Dataset content

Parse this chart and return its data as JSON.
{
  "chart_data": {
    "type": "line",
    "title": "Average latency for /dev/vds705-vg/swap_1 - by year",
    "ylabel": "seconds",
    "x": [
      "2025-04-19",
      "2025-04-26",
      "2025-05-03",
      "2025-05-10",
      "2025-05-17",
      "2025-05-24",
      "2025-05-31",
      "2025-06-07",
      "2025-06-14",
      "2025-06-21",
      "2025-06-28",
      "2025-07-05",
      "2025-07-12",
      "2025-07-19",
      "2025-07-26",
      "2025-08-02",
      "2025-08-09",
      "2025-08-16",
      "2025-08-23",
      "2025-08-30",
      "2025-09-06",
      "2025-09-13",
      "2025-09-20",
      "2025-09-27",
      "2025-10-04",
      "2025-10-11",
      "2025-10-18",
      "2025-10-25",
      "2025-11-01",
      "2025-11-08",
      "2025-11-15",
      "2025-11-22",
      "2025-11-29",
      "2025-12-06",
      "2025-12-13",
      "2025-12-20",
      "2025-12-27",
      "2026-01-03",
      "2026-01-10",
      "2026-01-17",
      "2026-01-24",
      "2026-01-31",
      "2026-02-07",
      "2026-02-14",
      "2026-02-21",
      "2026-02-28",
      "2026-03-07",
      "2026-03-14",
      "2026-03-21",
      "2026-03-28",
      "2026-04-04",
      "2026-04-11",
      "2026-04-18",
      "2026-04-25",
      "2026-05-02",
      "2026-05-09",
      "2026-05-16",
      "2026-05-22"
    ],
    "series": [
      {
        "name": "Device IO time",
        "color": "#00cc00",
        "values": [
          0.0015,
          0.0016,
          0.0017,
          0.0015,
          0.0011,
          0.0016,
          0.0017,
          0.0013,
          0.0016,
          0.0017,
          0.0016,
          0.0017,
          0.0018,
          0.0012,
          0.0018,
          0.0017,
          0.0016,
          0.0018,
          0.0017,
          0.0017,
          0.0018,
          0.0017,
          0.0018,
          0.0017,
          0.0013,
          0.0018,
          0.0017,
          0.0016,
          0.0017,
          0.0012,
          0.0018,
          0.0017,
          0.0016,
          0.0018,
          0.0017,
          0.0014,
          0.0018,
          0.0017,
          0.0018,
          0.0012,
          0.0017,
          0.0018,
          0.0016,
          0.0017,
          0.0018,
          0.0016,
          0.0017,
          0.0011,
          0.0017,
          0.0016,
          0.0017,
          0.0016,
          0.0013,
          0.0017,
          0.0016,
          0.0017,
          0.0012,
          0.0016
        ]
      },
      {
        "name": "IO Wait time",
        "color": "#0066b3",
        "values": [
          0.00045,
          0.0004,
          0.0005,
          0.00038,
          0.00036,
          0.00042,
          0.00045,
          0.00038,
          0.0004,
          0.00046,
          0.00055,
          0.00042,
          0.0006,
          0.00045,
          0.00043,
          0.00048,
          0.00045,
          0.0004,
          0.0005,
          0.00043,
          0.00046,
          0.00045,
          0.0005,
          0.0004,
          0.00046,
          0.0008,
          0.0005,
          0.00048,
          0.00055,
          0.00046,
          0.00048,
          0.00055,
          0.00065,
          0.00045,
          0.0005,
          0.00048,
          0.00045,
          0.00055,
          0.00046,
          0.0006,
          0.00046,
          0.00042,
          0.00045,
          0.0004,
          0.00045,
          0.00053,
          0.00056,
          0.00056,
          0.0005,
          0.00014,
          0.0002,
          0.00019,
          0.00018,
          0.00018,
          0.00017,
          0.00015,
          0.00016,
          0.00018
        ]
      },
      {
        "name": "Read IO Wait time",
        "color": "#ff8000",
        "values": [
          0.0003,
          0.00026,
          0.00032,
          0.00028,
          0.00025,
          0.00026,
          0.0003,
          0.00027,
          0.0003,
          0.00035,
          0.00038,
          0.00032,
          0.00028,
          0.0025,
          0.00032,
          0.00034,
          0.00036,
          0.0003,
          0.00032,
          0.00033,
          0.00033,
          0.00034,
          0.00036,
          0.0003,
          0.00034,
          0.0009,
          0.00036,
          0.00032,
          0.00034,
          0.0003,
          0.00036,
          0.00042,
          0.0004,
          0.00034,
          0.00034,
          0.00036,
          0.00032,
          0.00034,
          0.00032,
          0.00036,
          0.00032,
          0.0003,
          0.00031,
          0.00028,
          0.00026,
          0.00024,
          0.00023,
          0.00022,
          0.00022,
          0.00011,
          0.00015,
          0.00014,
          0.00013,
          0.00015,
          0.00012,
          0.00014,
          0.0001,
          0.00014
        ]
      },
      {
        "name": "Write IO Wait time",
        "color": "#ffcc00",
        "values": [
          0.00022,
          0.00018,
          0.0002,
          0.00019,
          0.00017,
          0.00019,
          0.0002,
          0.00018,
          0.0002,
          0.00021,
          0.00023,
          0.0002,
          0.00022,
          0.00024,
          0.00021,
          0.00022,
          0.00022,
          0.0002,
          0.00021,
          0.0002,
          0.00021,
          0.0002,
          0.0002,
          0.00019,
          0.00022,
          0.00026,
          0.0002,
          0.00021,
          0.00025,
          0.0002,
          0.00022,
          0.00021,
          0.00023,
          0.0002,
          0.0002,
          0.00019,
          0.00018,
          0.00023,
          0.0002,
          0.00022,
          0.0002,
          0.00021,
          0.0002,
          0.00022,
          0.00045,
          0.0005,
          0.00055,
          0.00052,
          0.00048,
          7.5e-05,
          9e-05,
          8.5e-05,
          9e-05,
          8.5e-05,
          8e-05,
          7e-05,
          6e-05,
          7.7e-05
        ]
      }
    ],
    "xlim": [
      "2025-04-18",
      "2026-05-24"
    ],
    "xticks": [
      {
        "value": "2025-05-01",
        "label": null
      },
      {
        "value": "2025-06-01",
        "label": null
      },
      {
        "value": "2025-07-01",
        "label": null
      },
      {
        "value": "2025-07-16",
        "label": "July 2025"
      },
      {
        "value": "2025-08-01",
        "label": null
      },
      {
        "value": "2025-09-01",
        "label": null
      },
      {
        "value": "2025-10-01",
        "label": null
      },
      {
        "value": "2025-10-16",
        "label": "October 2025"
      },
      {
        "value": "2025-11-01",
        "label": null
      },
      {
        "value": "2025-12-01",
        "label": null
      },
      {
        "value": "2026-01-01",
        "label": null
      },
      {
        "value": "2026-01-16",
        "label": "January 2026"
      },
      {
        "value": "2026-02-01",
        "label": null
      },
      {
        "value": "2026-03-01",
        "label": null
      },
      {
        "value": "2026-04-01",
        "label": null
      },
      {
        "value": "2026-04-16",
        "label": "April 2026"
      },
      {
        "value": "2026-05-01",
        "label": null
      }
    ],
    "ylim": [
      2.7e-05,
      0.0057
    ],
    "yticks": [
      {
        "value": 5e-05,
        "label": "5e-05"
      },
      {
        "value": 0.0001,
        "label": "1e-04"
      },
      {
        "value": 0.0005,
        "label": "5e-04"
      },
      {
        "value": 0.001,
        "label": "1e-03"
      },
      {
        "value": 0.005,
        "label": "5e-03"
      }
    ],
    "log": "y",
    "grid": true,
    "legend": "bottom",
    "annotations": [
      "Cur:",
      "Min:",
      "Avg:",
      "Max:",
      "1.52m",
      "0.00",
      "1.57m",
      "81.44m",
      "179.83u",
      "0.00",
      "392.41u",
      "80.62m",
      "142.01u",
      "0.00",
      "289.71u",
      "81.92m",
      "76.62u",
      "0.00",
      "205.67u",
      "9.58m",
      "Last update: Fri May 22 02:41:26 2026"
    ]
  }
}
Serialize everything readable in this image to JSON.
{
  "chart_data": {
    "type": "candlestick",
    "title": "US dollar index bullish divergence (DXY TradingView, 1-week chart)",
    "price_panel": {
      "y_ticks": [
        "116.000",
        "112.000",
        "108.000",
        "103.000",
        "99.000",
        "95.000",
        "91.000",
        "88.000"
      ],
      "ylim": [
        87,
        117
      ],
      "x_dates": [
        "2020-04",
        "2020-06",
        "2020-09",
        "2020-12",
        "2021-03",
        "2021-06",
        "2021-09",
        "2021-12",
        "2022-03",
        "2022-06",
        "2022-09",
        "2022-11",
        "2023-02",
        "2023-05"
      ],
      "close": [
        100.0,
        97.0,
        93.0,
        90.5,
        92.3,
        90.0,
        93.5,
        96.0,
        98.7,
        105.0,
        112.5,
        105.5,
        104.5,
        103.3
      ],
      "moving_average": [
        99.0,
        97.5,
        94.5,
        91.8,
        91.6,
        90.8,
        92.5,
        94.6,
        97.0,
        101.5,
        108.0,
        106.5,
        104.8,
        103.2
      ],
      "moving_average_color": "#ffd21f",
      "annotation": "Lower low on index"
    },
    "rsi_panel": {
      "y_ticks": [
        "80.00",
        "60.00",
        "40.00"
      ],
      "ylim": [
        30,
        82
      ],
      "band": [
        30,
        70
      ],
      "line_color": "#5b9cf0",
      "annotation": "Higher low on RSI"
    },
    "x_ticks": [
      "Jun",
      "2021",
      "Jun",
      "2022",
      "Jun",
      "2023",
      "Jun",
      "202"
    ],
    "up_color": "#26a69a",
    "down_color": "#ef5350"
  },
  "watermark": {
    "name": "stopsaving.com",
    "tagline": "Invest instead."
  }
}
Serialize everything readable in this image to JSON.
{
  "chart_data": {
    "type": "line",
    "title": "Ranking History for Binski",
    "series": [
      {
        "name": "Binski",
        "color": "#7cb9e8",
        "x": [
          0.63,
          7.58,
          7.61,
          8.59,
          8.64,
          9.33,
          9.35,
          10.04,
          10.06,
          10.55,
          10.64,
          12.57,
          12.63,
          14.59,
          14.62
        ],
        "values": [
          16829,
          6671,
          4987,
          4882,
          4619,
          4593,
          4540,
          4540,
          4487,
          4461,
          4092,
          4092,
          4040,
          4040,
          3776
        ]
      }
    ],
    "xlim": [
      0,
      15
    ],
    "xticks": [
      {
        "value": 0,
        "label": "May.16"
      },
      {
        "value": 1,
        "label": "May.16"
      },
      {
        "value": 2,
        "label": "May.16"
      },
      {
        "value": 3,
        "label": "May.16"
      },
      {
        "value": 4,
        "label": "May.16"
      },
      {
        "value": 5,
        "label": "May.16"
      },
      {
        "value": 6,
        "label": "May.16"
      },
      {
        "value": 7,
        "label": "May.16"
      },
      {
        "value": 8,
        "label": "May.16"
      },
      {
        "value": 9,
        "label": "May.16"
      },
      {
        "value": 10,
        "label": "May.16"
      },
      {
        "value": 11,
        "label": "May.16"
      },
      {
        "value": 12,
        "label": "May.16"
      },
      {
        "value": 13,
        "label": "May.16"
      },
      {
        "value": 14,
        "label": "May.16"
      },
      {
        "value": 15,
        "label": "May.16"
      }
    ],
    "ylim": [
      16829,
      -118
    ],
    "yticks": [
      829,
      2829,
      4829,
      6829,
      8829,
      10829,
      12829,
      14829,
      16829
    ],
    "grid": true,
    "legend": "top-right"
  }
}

Brief
Look through the listing above and count the lines where the string "index" appears. Report the number only.

The output
2